TASK INSTRUCTIONS: Find the word "text" in the data. Return every line where it appears.
== DATASET EXTRACT
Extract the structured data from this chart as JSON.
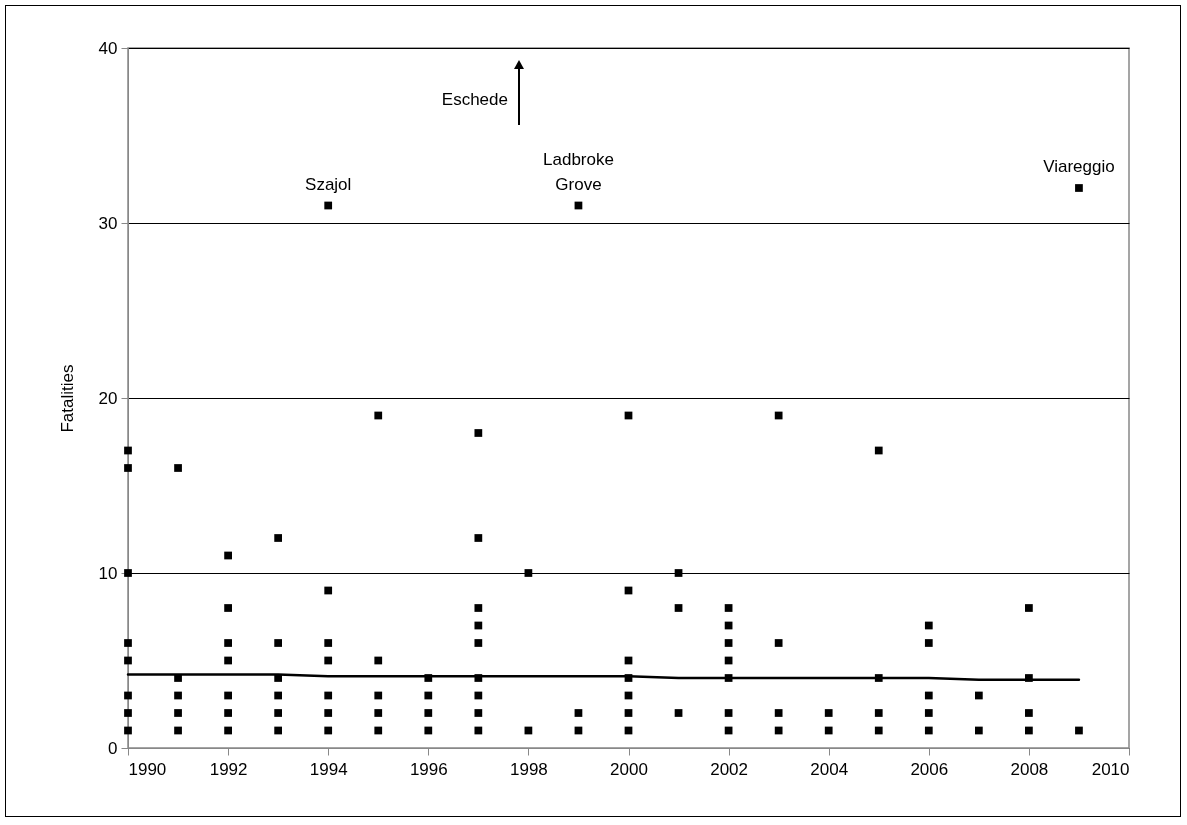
{
  "chart_data": {
    "type": "scatter",
    "ylabel": "Fatalities",
    "xlim": [
      1990,
      2010
    ],
    "xticks": [
      1990,
      1992,
      1994,
      1996,
      1998,
      2000,
      2002,
      2004,
      2006,
      2008,
      2010
    ],
    "ylim": [
      0,
      40
    ],
    "yticks": [
      0,
      10,
      20,
      30,
      40
    ],
    "grid": "y",
    "series": [
      {
        "type": "scatter",
        "color": "#000000",
        "marker": "square",
        "x": [
          1990,
          1990,
          1990,
          1990,
          1990,
          1990,
          1990,
          1990,
          1991,
          1991,
          1991,
          1991,
          1991,
          1992,
          1992,
          1992,
          1992,
          1992,
          1992,
          1992,
          1993,
          1993,
          1993,
          1993,
          1993,
          1993,
          1994,
          1994,
          1994,
          1994,
          1994,
          1994,
          1994,
          1995,
          1995,
          1995,
          1995,
          1995,
          1996,
          1996,
          1996,
          1996,
          1997,
          1997,
          1997,
          1997,
          1997,
          1997,
          1997,
          1997,
          1997,
          1998,
          1998,
          1999,
          1999,
          1999,
          2000,
          2000,
          2000,
          2000,
          2000,
          2000,
          2000,
          2001,
          2001,
          2001,
          2002,
          2002,
          2002,
          2002,
          2002,
          2002,
          2002,
          2003,
          2003,
          2003,
          2003,
          2004,
          2004,
          2005,
          2005,
          2005,
          2005,
          2006,
          2006,
          2006,
          2006,
          2006,
          2007,
          2007,
          2008,
          2008,
          2008,
          2008,
          2009,
          2009
        ],
        "values": [
          17,
          16,
          10,
          6,
          5,
          3,
          2,
          1,
          16,
          4,
          3,
          2,
          1,
          11,
          8,
          6,
          5,
          3,
          2,
          1,
          12,
          6,
          4,
          3,
          2,
          1,
          31,
          9,
          6,
          5,
          3,
          2,
          1,
          19,
          5,
          3,
          2,
          1,
          4,
          3,
          2,
          1,
          18,
          12,
          8,
          7,
          6,
          4,
          3,
          2,
          1,
          10,
          1,
          31,
          2,
          1,
          19,
          9,
          5,
          4,
          3,
          2,
          1,
          10,
          8,
          2,
          8,
          7,
          6,
          5,
          4,
          2,
          1,
          19,
          6,
          2,
          1,
          2,
          1,
          17,
          4,
          2,
          1,
          7,
          6,
          3,
          2,
          1,
          3,
          1,
          8,
          4,
          2,
          1,
          32,
          1
        ]
      },
      {
        "type": "line",
        "color": "#000000",
        "line_style": "solid",
        "marker": "none",
        "x": [
          1990,
          1993,
          1994,
          2000,
          2001,
          2006,
          2007,
          2009
        ],
        "values": [
          4.2,
          4.2,
          4.1,
          4.1,
          4.0,
          4.0,
          3.9,
          3.9
        ]
      }
    ],
    "annotations": [
      {
        "text": "Szajol",
        "x": 1994,
        "y": 31
      },
      {
        "text": "Ladbroke\nGrove",
        "x": 1999,
        "y": 31
      },
      {
        "text": "Viareggio",
        "x": 2009,
        "y": 32
      },
      "Eschede"
    ]
  }
}
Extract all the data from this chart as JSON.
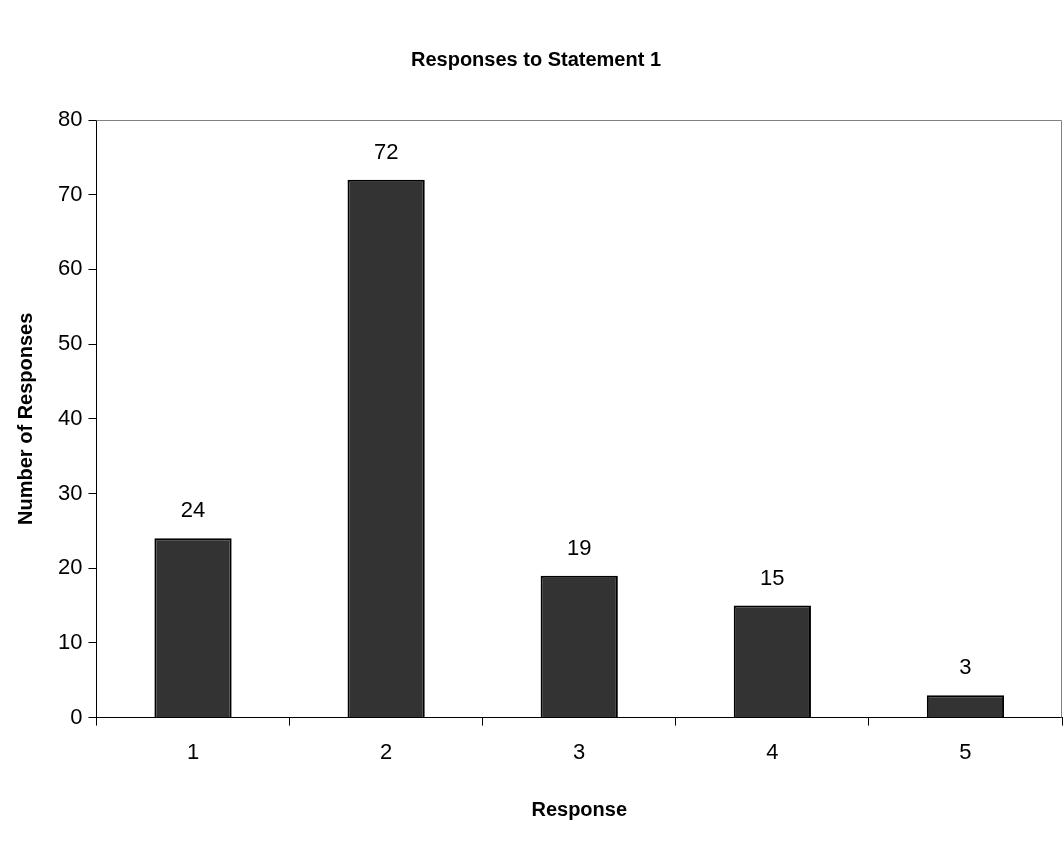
====
WORKED SOLUTION:
        "text": "Szajol",
        "text": "Ladbroke\nGrove",
        "text": "Viareggio",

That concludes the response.